Dataset:
---

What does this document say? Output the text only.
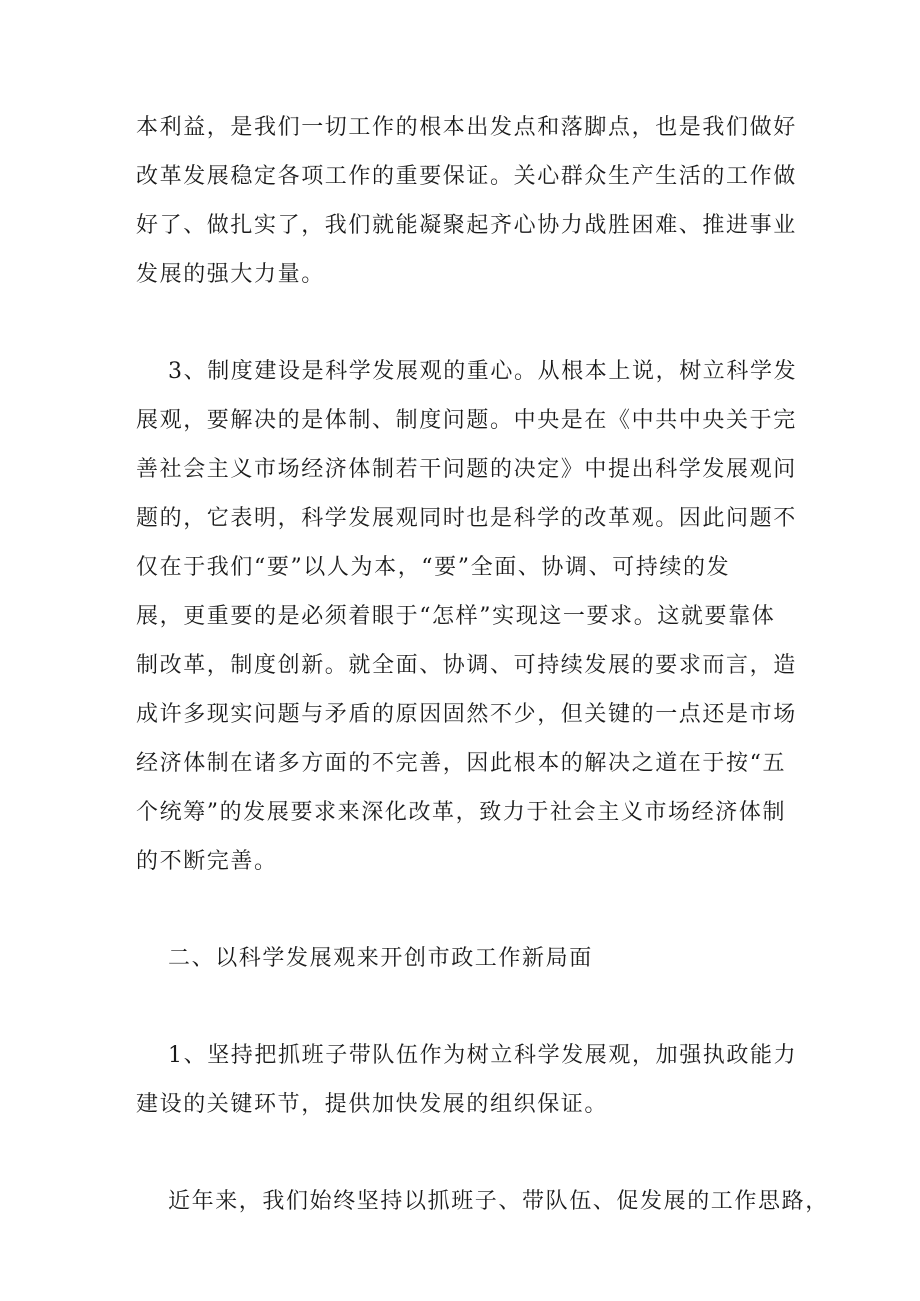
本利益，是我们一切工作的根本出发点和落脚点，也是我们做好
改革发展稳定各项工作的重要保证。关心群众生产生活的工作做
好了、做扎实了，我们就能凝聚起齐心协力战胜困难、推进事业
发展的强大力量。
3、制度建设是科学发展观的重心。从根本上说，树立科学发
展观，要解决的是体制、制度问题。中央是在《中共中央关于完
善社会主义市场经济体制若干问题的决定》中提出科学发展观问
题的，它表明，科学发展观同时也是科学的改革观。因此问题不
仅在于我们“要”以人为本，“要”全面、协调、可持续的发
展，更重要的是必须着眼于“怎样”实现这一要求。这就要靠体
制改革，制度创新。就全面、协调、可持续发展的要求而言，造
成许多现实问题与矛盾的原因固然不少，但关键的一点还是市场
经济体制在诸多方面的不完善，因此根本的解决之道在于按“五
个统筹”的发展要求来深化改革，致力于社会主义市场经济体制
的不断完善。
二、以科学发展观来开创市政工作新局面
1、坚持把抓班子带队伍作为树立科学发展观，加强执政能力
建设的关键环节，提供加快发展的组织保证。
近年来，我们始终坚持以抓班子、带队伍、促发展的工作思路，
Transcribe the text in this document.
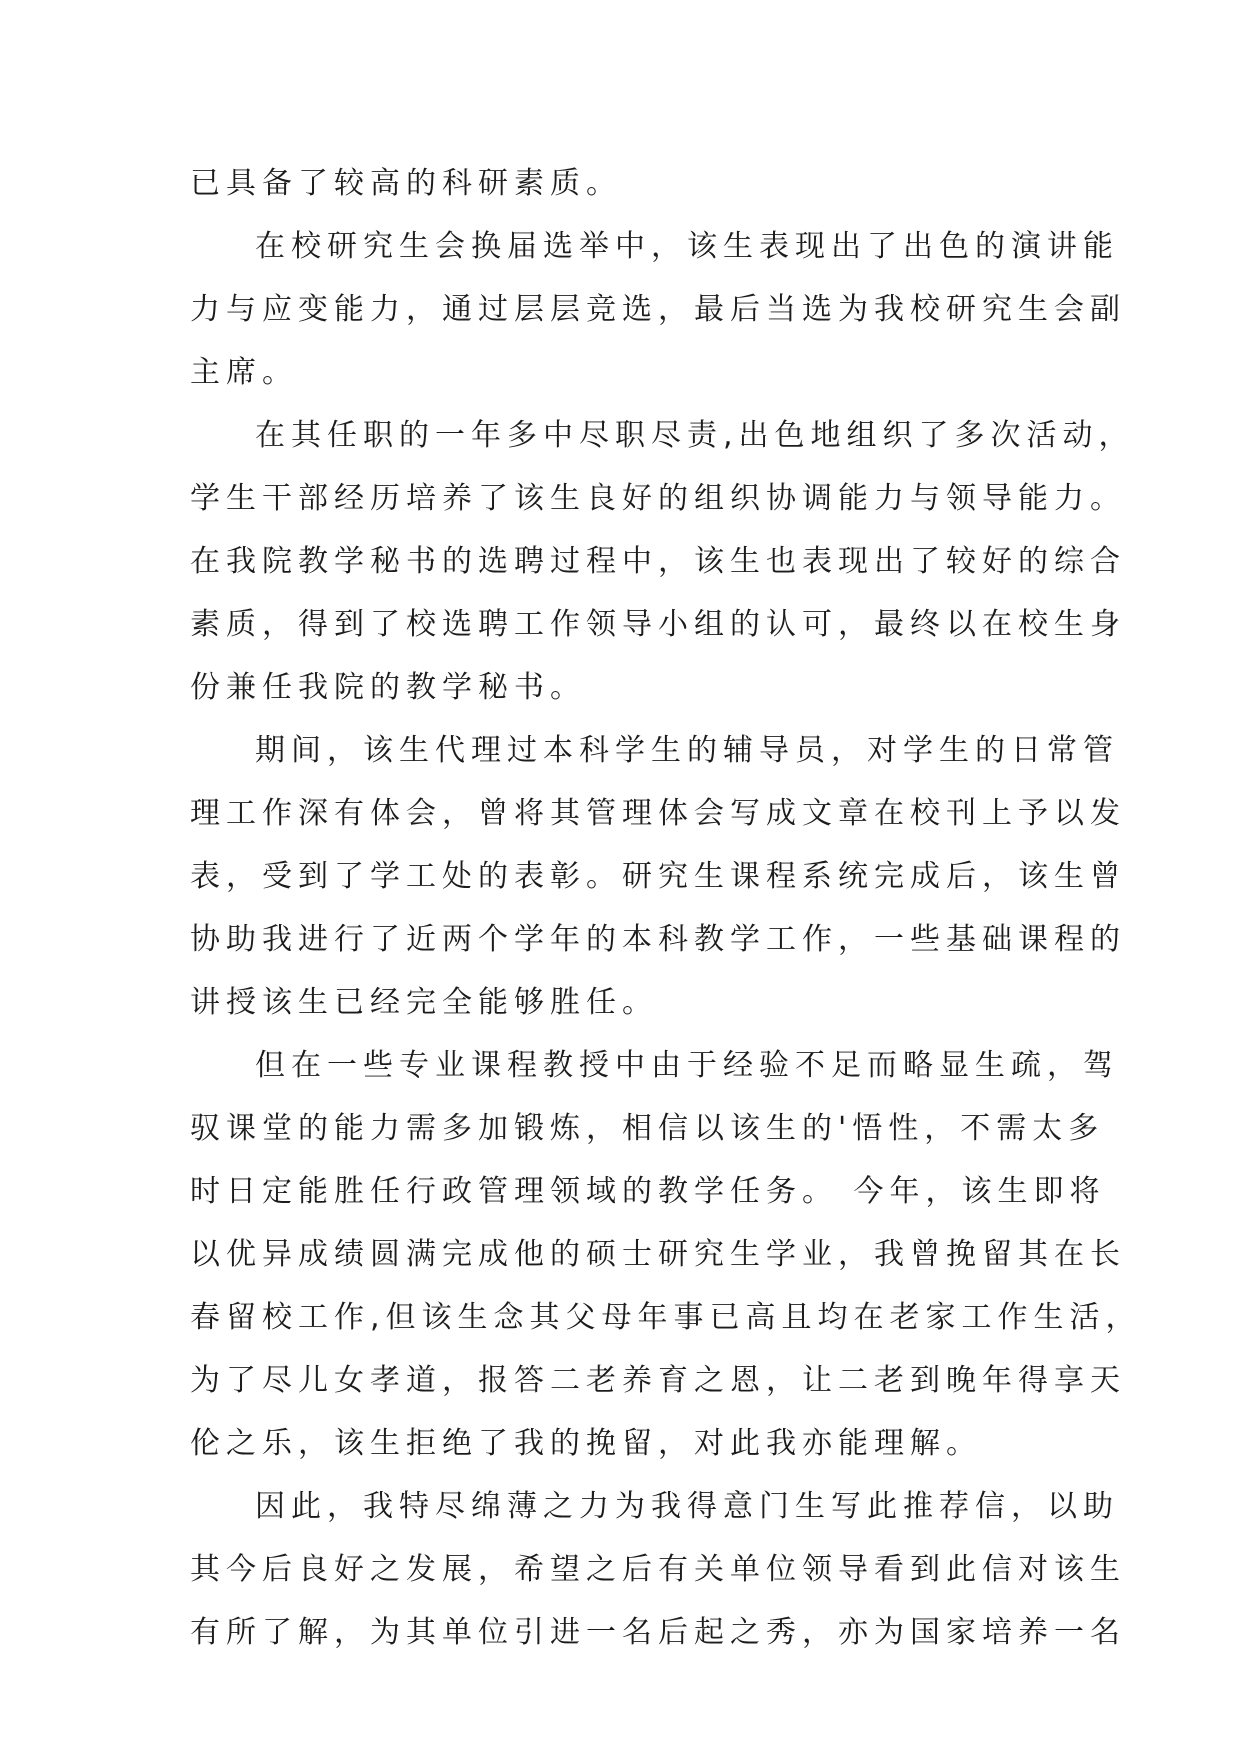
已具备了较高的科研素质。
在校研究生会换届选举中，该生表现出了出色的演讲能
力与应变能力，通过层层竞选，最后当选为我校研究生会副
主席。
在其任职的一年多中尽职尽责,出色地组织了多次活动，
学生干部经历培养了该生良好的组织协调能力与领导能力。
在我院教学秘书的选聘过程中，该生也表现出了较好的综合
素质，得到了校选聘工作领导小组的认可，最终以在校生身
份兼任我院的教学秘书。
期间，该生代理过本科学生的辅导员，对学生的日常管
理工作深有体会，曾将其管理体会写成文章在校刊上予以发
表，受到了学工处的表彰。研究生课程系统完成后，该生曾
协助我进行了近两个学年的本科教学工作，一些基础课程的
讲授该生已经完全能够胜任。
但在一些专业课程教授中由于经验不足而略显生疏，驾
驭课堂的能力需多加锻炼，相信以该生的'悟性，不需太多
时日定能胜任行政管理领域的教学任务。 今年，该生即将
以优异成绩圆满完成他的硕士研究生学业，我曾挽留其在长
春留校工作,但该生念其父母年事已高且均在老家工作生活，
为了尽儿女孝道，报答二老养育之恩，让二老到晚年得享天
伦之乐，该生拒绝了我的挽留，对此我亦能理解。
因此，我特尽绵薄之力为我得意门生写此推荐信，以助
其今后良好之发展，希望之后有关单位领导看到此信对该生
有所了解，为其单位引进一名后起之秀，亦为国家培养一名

---

What you should do: Print the full listing exactly, dropping the pictures.

Complete output:
What does this document say? Output the text only.
本利益，是我们一切工作的根本出发点和落脚点，也是我们做好
改革发展稳定各项工作的重要保证。关心群众生产生活的工作做
好了、做扎实了，我们就能凝聚起齐心协力战胜困难、推进事业
发展的强大力量。
3、制度建设是科学发展观的重心。从根本上说，树立科学发
展观，要解决的是体制、制度问题。中央是在《中共中央关于完
善社会主义市场经济体制若干问题的决定》中提出科学发展观问
题的，它表明，科学发展观同时也是科学的改革观。因此问题不
仅在于我们“要”以人为本，“要”全面、协调、可持续的发
展，更重要的是必须着眼于“怎样”实现这一要求。这就要靠体
制改革，制度创新。就全面、协调、可持续发展的要求而言，造
成许多现实问题与矛盾的原因固然不少，但关键的一点还是市场
经济体制在诸多方面的不完善，因此根本的解决之道在于按“五
个统筹”的发展要求来深化改革，致力于社会主义市场经济体制
的不断完善。
二、以科学发展观来开创市政工作新局面
1、坚持把抓班子带队伍作为树立科学发展观，加强执政能力
建设的关键环节，提供加快发展的组织保证。
近年来，我们始终坚持以抓班子、带队伍、促发展的工作思路，
Transcribe the text in this document.
已具备了较高的科研素质。
在校研究生会换届选举中，该生表现出了出色的演讲能
力与应变能力，通过层层竞选，最后当选为我校研究生会副
主席。
在其任职的一年多中尽职尽责,出色地组织了多次活动，
学生干部经历培养了该生良好的组织协调能力与领导能力。
在我院教学秘书的选聘过程中，该生也表现出了较好的综合
素质，得到了校选聘工作领导小组的认可，最终以在校生身
份兼任我院的教学秘书。
期间，该生代理过本科学生的辅导员，对学生的日常管
理工作深有体会，曾将其管理体会写成文章在校刊上予以发
表，受到了学工处的表彰。研究生课程系统完成后，该生曾
协助我进行了近两个学年的本科教学工作，一些基础课程的
讲授该生已经完全能够胜任。
但在一些专业课程教授中由于经验不足而略显生疏，驾
驭课堂的能力需多加锻炼，相信以该生的'悟性，不需太多
时日定能胜任行政管理领域的教学任务。 今年，该生即将
以优异成绩圆满完成他的硕士研究生学业，我曾挽留其在长
春留校工作,但该生念其父母年事已高且均在老家工作生活，
为了尽儿女孝道，报答二老养育之恩，让二老到晚年得享天
伦之乐，该生拒绝了我的挽留，对此我亦能理解。
因此，我特尽绵薄之力为我得意门生写此推荐信，以助
其今后良好之发展，希望之后有关单位领导看到此信对该生
有所了解，为其单位引进一名后起之秀，亦为国家培养一名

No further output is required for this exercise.